## Exercise
Copy out all the records exactly.
═══ Material for this task
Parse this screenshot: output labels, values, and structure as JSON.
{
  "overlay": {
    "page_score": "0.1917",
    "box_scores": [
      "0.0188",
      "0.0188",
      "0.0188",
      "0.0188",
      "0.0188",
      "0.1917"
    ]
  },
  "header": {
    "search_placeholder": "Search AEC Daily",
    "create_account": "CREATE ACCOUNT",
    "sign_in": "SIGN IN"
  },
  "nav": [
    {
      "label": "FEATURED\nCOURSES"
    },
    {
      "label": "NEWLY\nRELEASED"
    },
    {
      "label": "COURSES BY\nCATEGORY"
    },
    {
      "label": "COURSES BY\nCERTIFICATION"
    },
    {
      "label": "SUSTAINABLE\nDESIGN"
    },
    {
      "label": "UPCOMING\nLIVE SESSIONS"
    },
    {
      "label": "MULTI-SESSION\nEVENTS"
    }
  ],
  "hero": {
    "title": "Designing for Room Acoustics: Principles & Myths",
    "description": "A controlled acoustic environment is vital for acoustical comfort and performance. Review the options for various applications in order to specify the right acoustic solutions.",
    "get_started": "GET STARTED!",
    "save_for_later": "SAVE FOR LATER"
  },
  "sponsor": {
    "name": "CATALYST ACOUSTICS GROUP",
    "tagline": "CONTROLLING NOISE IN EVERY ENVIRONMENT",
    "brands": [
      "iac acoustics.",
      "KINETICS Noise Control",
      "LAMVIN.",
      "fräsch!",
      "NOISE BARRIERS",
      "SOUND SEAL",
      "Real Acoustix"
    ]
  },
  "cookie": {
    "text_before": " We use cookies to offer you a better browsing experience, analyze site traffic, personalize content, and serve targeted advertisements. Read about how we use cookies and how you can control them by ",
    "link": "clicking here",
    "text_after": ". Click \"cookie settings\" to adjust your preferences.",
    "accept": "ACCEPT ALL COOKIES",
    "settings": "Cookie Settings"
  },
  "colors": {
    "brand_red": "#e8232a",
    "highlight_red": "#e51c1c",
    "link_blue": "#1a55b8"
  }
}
══════
## Task output
Parse this screenshot: output labels, values, and structure as JSON.
{
  "overlay": {
    "page_score": "0.1917",
    "box_scores": [
      "0.0188",
      "0.0188",
      "0.0188",
      "0.0188",
      "0.0188",
      "0.1917"
    ]
  },
  "header": {
    "search_placeholder": "Search AEC Daily",
    "create_account": "CREATE ACCOUNT",
    "sign_in": "SIGN IN"
  },
  "nav": [
    {
      "label": "FEATURED\nCOURSES"
    },
    {
      "label": "NEWLY\nRELEASED"
    },
    {
      "label": "COURSES BY\nCATEGORY"
    },
    {
      "label": "COURSES BY\nCERTIFICATION"
    },
    {
      "label": "SUSTAINABLE\nDESIGN"
    },
    {
      "label": "UPCOMING\nLIVE SESSIONS"
    },
    {
      "label": "MULTI-SESSION\nEVENTS"
    }
  ],
  "hero": {
    "title": "Designing for Room Acoustics: Principles & Myths",
    "description": "A controlled acoustic environment is vital for acoustical comfort and performance. Review the options for various applications in order to specify the right acoustic solutions.",
    "get_started": "GET STARTED!",
    "save_for_later": "SAVE FOR LATER"
  },
  "sponsor": {
    "name": "CATALYST ACOUSTICS GROUP",
    "tagline": "CONTROLLING NOISE IN EVERY ENVIRONMENT",
    "brands": [
      "iac acoustics.",
      "KINETICS Noise Control",
      "LAMVIN.",
      "fräsch!",
      "NOISE BARRIERS",
      "SOUND SEAL",
      "Real Acoustix"
    ]
  },
  "cookie": {
    "text_before": " We use cookies to offer you a better browsing experience, analyze site traffic, personalize content, and serve targeted advertisements. Read about how we use cookies and how you can control them by ",
    "link": "clicking here",
    "text_after": ". Click \"cookie settings\" to adjust your preferences.",
    "accept": "ACCEPT ALL COOKIES",
    "settings": "Cookie Settings"
  },
  "colors": {
    "brand_red": "#e8232a",
    "highlight_red": "#e51c1c",
    "link_blue": "#1a55b8"
  }
}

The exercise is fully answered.